## [Short exercise]
Copy out the data exactly, leaving the pictures behind.

─── Data to process

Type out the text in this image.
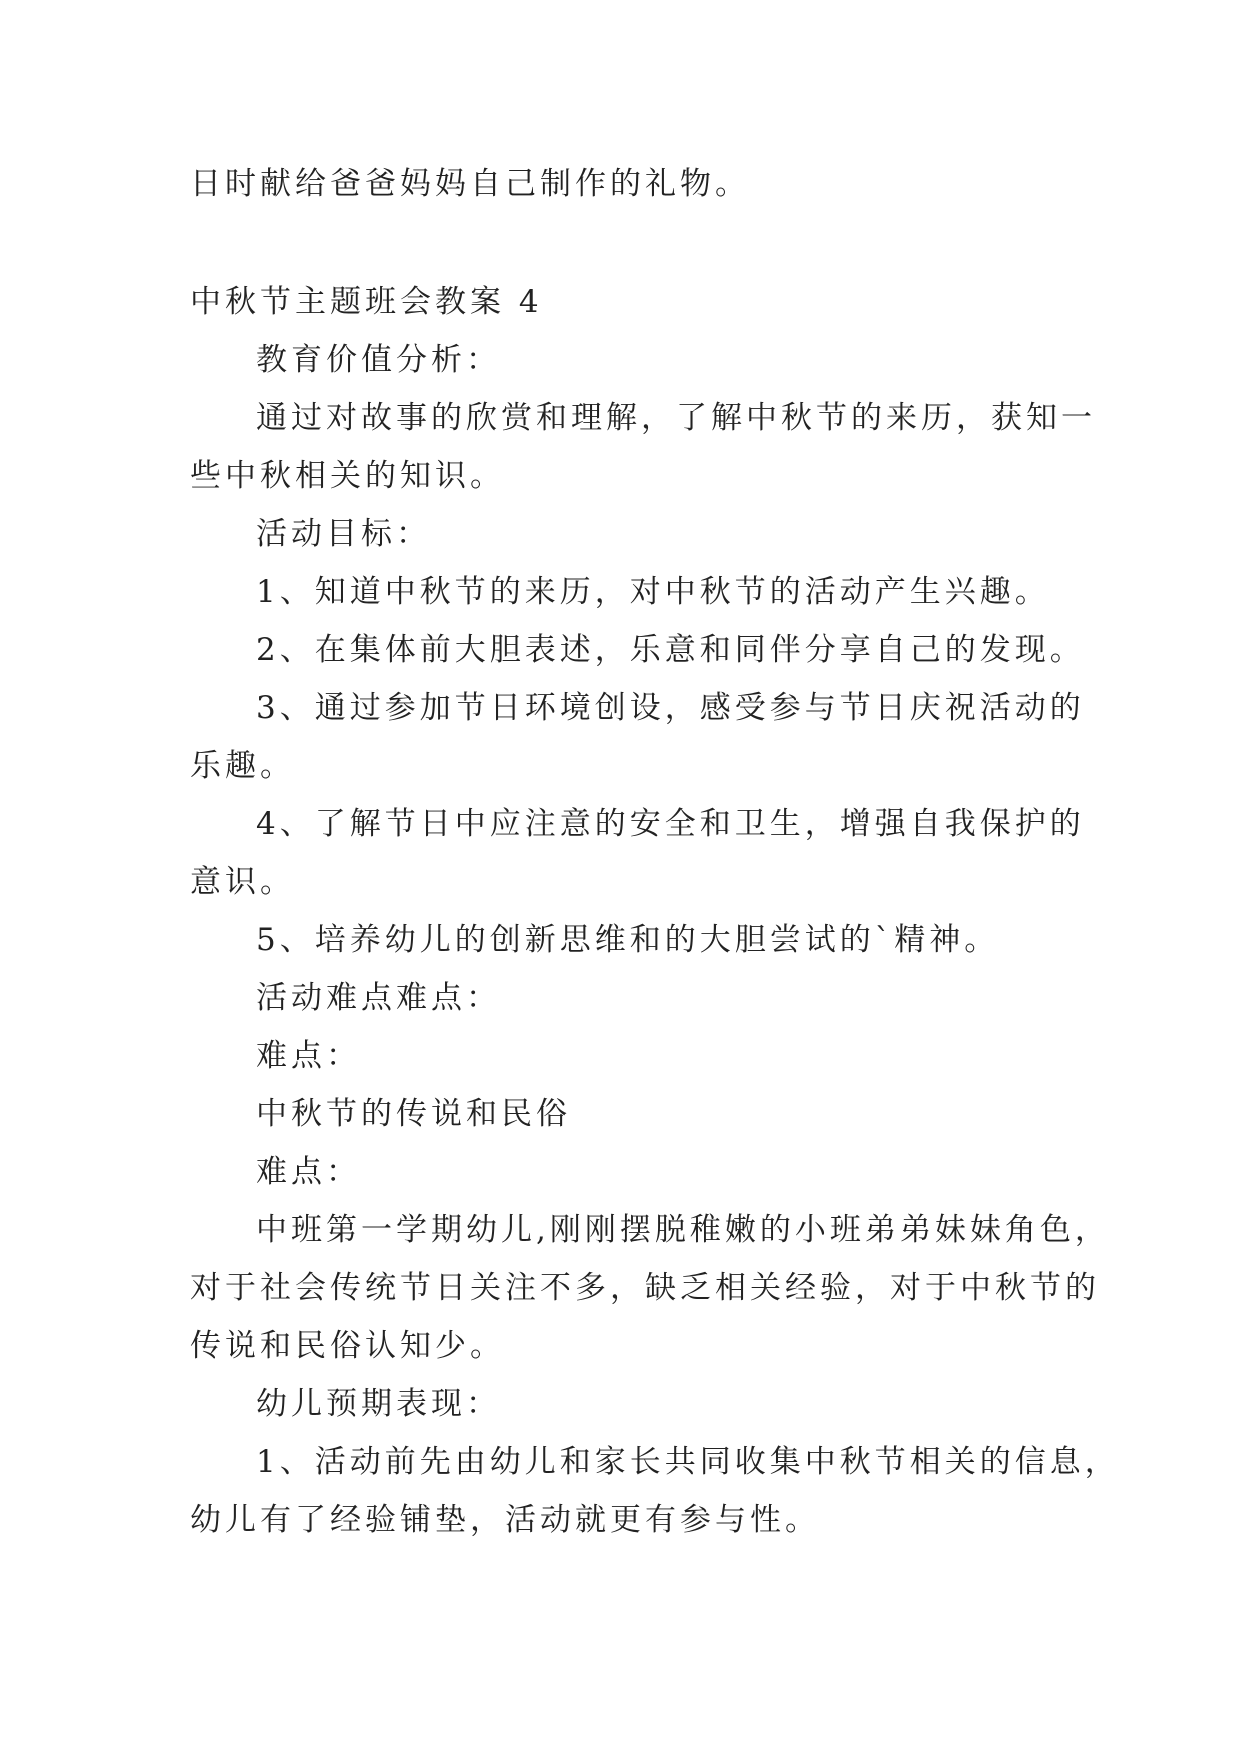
日时献给爸爸妈妈自己制作的礼物。
中秋节主题班会教案 4
教育价值分析：
通过对故事的欣赏和理解，了解中秋节的来历，获知一
些中秋相关的知识。
活动目标：
1、知道中秋节的来历，对中秋节的活动产生兴趣。
2、在集体前大胆表述，乐意和同伴分享自己的发现。
3、通过参加节日环境创设，感受参与节日庆祝活动的
乐趣。
4、了解节日中应注意的安全和卫生，增强自我保护的
意识。
5、培养幼儿的创新思维和的大胆尝试的`精神。
活动难点难点：
难点：
中秋节的传说和民俗
难点：
中班第一学期幼儿,刚刚摆脱稚嫩的小班弟弟妹妹角色，
对于社会传统节日关注不多，缺乏相关经验，对于中秋节的
传说和民俗认知少。
幼儿预期表现：
1、活动前先由幼儿和家长共同收集中秋节相关的信息，
幼儿有了经验铺垫，活动就更有参与性。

──────

## [Output for this task]
Type out the text in this image.
日时献给爸爸妈妈自己制作的礼物。
中秋节主题班会教案 4
教育价值分析：
通过对故事的欣赏和理解，了解中秋节的来历，获知一
些中秋相关的知识。
活动目标：
1、知道中秋节的来历，对中秋节的活动产生兴趣。
2、在集体前大胆表述，乐意和同伴分享自己的发现。
3、通过参加节日环境创设，感受参与节日庆祝活动的
乐趣。
4、了解节日中应注意的安全和卫生，增强自我保护的
意识。
5、培养幼儿的创新思维和的大胆尝试的`精神。
活动难点难点：
难点：
中秋节的传说和民俗
难点：
中班第一学期幼儿,刚刚摆脱稚嫩的小班弟弟妹妹角色，
对于社会传统节日关注不多，缺乏相关经验，对于中秋节的
传说和民俗认知少。
幼儿预期表现：
1、活动前先由幼儿和家长共同收集中秋节相关的信息，
幼儿有了经验铺垫，活动就更有参与性。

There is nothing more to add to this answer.